**Data entries**
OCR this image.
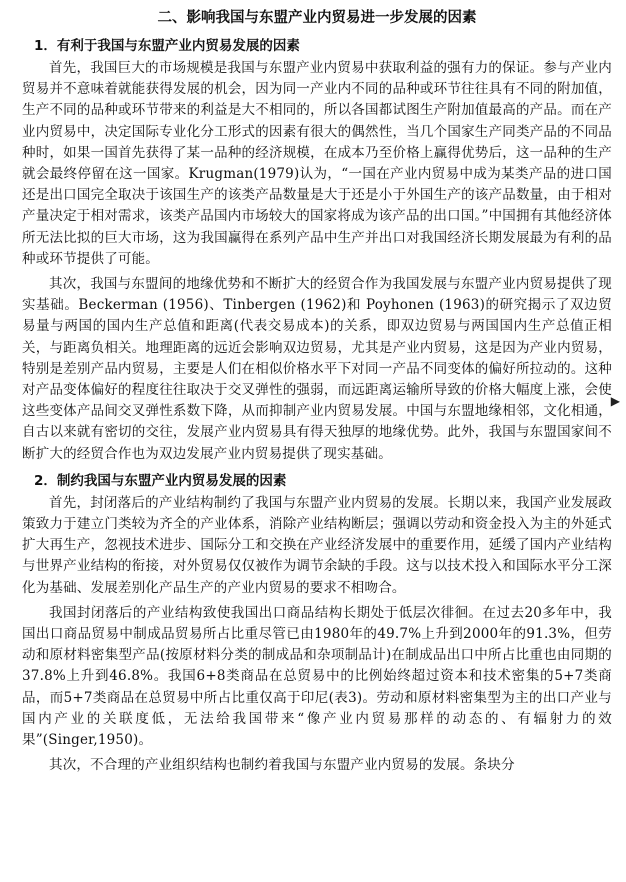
二、影响我国与东盟产业内贸易进一步发展的因素
1．有利于我国与东盟产业内贸易发展的因素

首先，我国巨大的市场规模是我国与东盟产业内贸易中获取利益的强有力的保证。参与产业内贸易并不意味着就能获得发展的机会，因为同一产业内不同的品种或环节往往具有不同的附加值，生产不同的品种或环节带来的利益是大不相同的，所以各国都试图生产附加值最高的产品。而在产业内贸易中，决定国际专业化分工形式的因素有很大的偶然性，当几个国家生产同类产品的不同品种时，如果一国首先获得了某一品种的经济规模，在成本乃至价格上赢得优势后，这一品种的生产就会最终停留在这一国家。Krugman(1979)认为，“一国在产业内贸易中成为某类产品的进口国还是出口国完全取决于该国生产的该类产品数量是大于还是小于外国生产的该产品数量，由于相对产量决定于相对需求，该类产品国内市场较大的国家将成为该产品的出口国。”中国拥有其他经济体所无法比拟的巨大市场，这为我国赢得在系列产品中生产并出口对我国经济长期发展最为有利的品种或环节提供了可能。

其次，我国与东盟间的地缘优势和不断扩大的经贸合作为我国发展与东盟产业内贸易提供了现实基础。Beckerman (1956)、Tinbergen (1962)和 Poyhonen (1963)的研究揭示了双边贸易量与两国的国内生产总值和距离(代表交易成本)的关系，即双边贸易与两国国内生产总值正相关，与距离负相关。地理距离的远近会影响双边贸易，尤其是产业内贸易，这是因为产业内贸易，特别是差别产品内贸易，主要是人们在相似价格水平下对同一产品不同变体的偏好所拉动的。这种对产品变体偏好的程度往往取决于交叉弹性的强弱，而远距离运输所导致的价格大幅度上涨，会使这些变体产品间交叉弹性系数下降，从而抑制产业内贸易发展。中国与东盟地缘相邻，文化相通，自古以来就有密切的交往，发展产业内贸易具有得天独厚的地缘优势。此外，我国与东盟国家间不断扩大的经贸合作也为双边发展产业内贸易提供了现实基础。

2．制约我国与东盟产业内贸易发展的因素

首先，封闭落后的产业结构制约了我国与东盟产业内贸易的发展。长期以来，我国产业发展政策致力于建立门类较为齐全的产业体系，消除产业结构断层；强调以劳动和资金投入为主的外延式扩大再生产，忽视技术进步、国际分工和交换在产业经济发展中的重要作用，延缓了国内产业结构与世界产业结构的衔接，对外贸易仅仅被作为调节余缺的手段。这与以技术投入和国际水平分工深化为基础、发展差别化产品生产的产业内贸易的要求不相吻合。

我国封闭落后的产业结构致使我国出口商品结构长期处于低层次徘徊。在过去20多年中，我国出口商品贸易中制成品贸易所占比重尽管已由1980年的49.7%上升到2000年的91.3%，但劳动和原材料密集型产品(按原材料分类的制成品和杂项制品计)在制成品出口中所占比重也由同期的37.8%上升到46.8%。我国6+8类商品在总贸易中的比例始终超过资本和技术密集的5+7类商品，而5+7类商品在总贸易中所占比重仅高于印尼(表3)。劳动和原材料密集型为主的出口产业与国内产业的关联度低，无法给我国带来“像产业内贸易那样的动态的、有辐射力的效果”(Singer,1950)。

其次，不合理的产业组织结构也制约着我国与东盟产业内贸易的发展。条块分

▶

**Exercise**
Reproduce all entries exactly. Pictures do not belong in the copy.

**Answer**
OCR this image.
二、影响我国与东盟产业内贸易进一步发展的因素
1．有利于我国与东盟产业内贸易发展的因素

首先，我国巨大的市场规模是我国与东盟产业内贸易中获取利益的强有力的保证。参与产业内贸易并不意味着就能获得发展的机会，因为同一产业内不同的品种或环节往往具有不同的附加值，生产不同的品种或环节带来的利益是大不相同的，所以各国都试图生产附加值最高的产品。而在产业内贸易中，决定国际专业化分工形式的因素有很大的偶然性，当几个国家生产同类产品的不同品种时，如果一国首先获得了某一品种的经济规模，在成本乃至价格上赢得优势后，这一品种的生产就会最终停留在这一国家。Krugman(1979)认为，“一国在产业内贸易中成为某类产品的进口国还是出口国完全取决于该国生产的该类产品数量是大于还是小于外国生产的该产品数量，由于相对产量决定于相对需求，该类产品国内市场较大的国家将成为该产品的出口国。”中国拥有其他经济体所无法比拟的巨大市场，这为我国赢得在系列产品中生产并出口对我国经济长期发展最为有利的品种或环节提供了可能。

其次，我国与东盟间的地缘优势和不断扩大的经贸合作为我国发展与东盟产业内贸易提供了现实基础。Beckerman (1956)、Tinbergen (1962)和 Poyhonen (1963)的研究揭示了双边贸易量与两国的国内生产总值和距离(代表交易成本)的关系，即双边贸易与两国国内生产总值正相关，与距离负相关。地理距离的远近会影响双边贸易，尤其是产业内贸易，这是因为产业内贸易，特别是差别产品内贸易，主要是人们在相似价格水平下对同一产品不同变体的偏好所拉动的。这种对产品变体偏好的程度往往取决于交叉弹性的强弱，而远距离运输所导致的价格大幅度上涨，会使这些变体产品间交叉弹性系数下降，从而抑制产业内贸易发展。中国与东盟地缘相邻，文化相通，自古以来就有密切的交往，发展产业内贸易具有得天独厚的地缘优势。此外，我国与东盟国家间不断扩大的经贸合作也为双边发展产业内贸易提供了现实基础。

2．制约我国与东盟产业内贸易发展的因素

首先，封闭落后的产业结构制约了我国与东盟产业内贸易的发展。长期以来，我国产业发展政策致力于建立门类较为齐全的产业体系，消除产业结构断层；强调以劳动和资金投入为主的外延式扩大再生产，忽视技术进步、国际分工和交换在产业经济发展中的重要作用，延缓了国内产业结构与世界产业结构的衔接，对外贸易仅仅被作为调节余缺的手段。这与以技术投入和国际水平分工深化为基础、发展差别化产品生产的产业内贸易的要求不相吻合。

我国封闭落后的产业结构致使我国出口商品结构长期处于低层次徘徊。在过去20多年中，我国出口商品贸易中制成品贸易所占比重尽管已由1980年的49.7%上升到2000年的91.3%，但劳动和原材料密集型产品(按原材料分类的制成品和杂项制品计)在制成品出口中所占比重也由同期的37.8%上升到46.8%。我国6+8类商品在总贸易中的比例始终超过资本和技术密集的5+7类商品，而5+7类商品在总贸易中所占比重仅高于印尼(表3)。劳动和原材料密集型为主的出口产业与国内产业的关联度低，无法给我国带来“像产业内贸易那样的动态的、有辐射力的效果”(Singer,1950)。

其次，不合理的产业组织结构也制约着我国与东盟产业内贸易的发展。条块分

▶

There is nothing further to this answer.